Work to be completed:
Only lines with the string "durch" matter here; gather them from the material below.

(Saved entries)
══════════

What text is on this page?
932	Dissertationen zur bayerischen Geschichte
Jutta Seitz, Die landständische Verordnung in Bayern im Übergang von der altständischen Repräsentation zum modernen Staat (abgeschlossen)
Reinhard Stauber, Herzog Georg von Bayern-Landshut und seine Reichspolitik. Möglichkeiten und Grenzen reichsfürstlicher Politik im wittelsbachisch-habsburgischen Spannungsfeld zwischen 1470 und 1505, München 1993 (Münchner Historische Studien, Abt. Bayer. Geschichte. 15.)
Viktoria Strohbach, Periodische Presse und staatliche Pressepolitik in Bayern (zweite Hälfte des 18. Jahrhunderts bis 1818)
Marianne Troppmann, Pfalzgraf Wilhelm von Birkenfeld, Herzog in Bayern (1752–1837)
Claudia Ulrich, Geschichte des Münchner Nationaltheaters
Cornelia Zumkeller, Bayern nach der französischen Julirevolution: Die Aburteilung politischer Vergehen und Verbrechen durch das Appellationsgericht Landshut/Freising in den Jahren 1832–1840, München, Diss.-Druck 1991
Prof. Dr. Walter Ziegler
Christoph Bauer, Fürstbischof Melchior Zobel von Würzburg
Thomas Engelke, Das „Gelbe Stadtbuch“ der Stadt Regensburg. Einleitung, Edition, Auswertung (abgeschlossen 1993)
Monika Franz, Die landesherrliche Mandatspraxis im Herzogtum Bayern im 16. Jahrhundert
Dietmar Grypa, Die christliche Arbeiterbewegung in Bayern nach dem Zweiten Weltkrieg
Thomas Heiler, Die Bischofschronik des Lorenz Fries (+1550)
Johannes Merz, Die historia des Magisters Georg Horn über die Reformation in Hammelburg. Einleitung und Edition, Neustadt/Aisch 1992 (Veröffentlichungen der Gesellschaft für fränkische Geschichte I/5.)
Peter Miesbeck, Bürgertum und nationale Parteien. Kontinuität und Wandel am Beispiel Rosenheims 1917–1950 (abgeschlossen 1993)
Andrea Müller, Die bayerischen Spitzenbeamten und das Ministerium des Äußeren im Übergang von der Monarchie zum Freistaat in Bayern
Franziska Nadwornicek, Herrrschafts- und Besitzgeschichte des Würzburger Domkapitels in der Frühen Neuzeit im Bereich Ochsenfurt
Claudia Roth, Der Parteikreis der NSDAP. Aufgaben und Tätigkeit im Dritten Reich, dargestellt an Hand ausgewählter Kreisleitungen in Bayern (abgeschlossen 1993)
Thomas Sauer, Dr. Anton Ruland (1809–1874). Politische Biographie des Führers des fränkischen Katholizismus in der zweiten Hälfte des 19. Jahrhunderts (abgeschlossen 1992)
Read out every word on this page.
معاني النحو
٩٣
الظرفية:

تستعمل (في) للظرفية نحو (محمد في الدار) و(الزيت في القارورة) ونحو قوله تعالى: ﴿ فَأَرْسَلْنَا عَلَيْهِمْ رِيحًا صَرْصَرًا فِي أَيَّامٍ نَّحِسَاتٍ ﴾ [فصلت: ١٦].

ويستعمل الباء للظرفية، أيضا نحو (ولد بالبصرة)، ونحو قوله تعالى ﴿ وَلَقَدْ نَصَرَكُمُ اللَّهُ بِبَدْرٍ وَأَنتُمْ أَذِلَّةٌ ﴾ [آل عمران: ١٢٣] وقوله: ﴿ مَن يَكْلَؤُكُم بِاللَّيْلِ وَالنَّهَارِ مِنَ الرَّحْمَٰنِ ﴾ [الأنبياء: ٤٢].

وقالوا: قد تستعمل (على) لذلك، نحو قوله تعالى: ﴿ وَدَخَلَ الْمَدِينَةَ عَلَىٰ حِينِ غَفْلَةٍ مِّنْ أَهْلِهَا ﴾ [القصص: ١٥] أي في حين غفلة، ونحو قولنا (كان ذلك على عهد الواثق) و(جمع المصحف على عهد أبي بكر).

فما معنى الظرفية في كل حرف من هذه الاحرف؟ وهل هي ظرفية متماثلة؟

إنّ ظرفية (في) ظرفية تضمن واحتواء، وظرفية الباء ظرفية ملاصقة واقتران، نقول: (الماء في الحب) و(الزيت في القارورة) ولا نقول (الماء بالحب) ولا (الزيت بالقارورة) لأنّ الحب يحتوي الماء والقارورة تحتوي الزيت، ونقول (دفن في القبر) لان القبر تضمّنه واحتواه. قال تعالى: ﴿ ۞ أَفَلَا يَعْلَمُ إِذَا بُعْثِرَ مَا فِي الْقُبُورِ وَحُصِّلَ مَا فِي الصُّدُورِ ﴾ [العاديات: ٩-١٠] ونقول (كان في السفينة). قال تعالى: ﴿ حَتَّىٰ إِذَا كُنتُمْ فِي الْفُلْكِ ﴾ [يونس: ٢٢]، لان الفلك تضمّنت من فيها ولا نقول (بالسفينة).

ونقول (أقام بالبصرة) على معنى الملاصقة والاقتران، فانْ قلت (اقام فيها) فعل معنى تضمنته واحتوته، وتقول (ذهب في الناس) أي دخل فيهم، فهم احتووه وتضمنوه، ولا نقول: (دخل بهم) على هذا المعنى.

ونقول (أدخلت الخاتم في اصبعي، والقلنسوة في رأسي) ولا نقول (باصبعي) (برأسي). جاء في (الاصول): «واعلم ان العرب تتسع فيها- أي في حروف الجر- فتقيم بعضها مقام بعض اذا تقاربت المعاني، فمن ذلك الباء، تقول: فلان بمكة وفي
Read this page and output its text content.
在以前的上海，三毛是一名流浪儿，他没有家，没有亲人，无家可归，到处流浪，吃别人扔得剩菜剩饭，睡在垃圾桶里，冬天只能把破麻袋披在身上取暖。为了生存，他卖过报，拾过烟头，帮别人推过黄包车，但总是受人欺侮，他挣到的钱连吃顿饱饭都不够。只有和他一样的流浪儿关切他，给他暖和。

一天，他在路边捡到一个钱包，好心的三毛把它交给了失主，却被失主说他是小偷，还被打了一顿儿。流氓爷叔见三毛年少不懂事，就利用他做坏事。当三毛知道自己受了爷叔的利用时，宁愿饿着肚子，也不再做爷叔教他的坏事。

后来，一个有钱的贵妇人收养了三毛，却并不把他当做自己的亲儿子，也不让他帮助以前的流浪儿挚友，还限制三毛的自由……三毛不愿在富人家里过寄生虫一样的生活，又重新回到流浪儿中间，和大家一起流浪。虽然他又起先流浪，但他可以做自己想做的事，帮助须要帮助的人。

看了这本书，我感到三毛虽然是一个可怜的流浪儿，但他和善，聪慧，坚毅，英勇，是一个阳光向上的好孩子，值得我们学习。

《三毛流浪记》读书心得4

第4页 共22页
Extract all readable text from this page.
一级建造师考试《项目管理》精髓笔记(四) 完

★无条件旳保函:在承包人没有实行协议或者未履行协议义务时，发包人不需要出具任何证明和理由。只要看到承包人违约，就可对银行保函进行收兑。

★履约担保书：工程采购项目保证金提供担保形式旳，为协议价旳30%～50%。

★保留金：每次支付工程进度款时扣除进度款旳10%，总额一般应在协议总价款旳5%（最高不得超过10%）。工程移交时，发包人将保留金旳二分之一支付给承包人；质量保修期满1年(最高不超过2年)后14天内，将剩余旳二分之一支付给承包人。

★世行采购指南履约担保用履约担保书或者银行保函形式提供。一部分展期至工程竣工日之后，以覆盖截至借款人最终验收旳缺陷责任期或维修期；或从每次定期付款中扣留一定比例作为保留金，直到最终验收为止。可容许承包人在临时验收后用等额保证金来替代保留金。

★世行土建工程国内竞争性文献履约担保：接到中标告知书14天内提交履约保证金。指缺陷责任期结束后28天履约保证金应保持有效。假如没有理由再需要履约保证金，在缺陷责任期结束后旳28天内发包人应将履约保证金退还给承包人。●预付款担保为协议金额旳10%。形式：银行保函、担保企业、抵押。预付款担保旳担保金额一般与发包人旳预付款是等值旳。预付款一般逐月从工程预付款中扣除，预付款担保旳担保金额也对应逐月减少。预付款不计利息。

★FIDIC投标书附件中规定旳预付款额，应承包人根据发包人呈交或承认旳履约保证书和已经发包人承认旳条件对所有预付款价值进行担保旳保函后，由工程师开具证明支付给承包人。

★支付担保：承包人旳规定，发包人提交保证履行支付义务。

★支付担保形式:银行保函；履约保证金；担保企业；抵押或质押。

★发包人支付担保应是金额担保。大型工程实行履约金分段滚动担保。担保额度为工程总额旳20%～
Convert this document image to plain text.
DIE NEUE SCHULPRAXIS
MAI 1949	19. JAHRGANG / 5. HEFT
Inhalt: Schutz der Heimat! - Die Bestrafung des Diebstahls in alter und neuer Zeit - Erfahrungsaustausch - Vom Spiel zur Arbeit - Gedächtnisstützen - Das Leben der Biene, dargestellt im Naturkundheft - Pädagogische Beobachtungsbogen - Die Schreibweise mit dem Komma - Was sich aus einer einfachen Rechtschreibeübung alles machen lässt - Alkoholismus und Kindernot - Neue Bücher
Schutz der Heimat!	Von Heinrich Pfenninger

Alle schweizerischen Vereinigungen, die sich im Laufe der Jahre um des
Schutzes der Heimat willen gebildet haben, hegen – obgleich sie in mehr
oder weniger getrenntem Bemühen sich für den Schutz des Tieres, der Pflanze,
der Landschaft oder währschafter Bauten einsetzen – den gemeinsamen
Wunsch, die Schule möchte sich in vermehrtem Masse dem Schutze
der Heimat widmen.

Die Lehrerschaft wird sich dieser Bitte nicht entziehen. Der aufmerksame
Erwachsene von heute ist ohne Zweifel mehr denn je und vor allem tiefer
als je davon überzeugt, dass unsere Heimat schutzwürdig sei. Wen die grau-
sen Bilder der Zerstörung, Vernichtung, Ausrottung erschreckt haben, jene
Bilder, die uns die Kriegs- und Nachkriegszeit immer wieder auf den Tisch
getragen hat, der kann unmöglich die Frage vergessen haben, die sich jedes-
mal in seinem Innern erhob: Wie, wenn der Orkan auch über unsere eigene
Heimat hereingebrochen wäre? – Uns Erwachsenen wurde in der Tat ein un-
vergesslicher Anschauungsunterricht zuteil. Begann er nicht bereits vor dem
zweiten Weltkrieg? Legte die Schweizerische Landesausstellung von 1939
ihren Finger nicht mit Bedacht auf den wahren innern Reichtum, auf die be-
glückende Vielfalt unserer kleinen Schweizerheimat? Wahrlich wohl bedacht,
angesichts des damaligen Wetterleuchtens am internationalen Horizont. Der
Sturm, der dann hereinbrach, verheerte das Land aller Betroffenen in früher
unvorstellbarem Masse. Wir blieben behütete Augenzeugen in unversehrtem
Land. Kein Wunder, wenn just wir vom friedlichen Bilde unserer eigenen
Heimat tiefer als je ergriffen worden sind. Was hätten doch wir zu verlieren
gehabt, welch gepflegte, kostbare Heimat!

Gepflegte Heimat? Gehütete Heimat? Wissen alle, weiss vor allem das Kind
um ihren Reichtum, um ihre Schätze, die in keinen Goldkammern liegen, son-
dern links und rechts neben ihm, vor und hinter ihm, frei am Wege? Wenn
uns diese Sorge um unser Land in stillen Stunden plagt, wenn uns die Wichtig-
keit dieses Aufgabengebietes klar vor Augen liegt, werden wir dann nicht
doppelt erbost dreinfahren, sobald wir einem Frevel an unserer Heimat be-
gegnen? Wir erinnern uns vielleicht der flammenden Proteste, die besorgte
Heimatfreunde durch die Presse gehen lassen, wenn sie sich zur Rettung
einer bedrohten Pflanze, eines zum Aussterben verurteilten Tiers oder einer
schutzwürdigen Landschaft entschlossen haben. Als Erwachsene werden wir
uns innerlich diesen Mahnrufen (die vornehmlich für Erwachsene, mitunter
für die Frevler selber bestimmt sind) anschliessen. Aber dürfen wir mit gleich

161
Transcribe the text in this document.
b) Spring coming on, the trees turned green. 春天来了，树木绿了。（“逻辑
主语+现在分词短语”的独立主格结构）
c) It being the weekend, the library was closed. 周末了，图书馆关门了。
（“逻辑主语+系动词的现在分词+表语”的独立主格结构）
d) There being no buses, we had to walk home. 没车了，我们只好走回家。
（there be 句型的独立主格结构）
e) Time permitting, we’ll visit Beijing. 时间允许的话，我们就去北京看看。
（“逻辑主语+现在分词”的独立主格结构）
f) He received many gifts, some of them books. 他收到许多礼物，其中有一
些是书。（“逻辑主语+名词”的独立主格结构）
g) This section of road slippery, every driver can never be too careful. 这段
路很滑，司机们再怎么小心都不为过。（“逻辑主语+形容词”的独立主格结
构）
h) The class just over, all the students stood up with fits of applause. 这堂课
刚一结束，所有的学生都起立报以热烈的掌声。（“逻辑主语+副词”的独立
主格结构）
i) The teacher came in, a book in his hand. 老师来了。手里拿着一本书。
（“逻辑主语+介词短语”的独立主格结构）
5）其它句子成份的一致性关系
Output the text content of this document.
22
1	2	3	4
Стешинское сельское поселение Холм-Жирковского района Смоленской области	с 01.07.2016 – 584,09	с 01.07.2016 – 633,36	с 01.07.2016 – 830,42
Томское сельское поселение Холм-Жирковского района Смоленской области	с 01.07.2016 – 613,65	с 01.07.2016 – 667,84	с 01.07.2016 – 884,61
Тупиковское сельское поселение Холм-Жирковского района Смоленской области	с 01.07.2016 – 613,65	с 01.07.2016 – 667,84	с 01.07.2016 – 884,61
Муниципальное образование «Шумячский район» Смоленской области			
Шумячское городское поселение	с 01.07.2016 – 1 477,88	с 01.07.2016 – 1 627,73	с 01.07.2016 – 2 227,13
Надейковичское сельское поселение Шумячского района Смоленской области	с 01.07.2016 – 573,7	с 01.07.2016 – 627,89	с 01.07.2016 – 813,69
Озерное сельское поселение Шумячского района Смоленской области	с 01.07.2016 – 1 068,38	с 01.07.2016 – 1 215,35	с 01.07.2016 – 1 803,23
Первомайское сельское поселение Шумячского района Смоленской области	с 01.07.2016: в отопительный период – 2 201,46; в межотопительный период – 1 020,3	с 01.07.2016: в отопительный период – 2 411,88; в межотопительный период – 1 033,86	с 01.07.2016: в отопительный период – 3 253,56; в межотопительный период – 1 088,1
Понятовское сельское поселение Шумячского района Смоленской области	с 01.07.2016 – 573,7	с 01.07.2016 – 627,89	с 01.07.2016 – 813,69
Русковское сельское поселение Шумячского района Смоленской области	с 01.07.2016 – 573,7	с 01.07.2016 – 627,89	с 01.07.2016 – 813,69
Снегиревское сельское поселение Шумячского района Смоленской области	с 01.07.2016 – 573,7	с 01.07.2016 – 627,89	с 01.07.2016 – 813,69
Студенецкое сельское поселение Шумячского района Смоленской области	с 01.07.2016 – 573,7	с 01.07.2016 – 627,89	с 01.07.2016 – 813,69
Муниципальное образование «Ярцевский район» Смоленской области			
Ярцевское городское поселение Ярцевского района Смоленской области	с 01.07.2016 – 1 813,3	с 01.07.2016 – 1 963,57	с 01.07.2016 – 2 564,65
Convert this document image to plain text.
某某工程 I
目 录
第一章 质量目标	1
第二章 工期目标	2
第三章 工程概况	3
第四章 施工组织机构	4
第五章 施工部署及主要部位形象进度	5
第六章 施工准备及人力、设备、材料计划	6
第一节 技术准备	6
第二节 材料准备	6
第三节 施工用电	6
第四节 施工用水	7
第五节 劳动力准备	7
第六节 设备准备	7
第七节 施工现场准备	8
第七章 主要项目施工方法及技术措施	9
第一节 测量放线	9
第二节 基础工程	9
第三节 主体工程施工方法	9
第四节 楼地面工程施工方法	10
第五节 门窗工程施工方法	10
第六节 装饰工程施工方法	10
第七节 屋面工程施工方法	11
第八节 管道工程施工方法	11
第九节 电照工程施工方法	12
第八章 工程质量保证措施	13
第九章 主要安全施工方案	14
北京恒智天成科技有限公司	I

══════════

Output for this task:
Cornelia Zumkeller, Bayern nach der französischen Julirevolution: Die Aburteilung politischer Vergehen und Verbrechen durch das Appellationsgericht Landshut/Freising in den Jahren 1832–1840, München, Diss.-Druck 1991
Heimatfreunde durch die Presse gehen lassen, wenn sie sich zur Rettung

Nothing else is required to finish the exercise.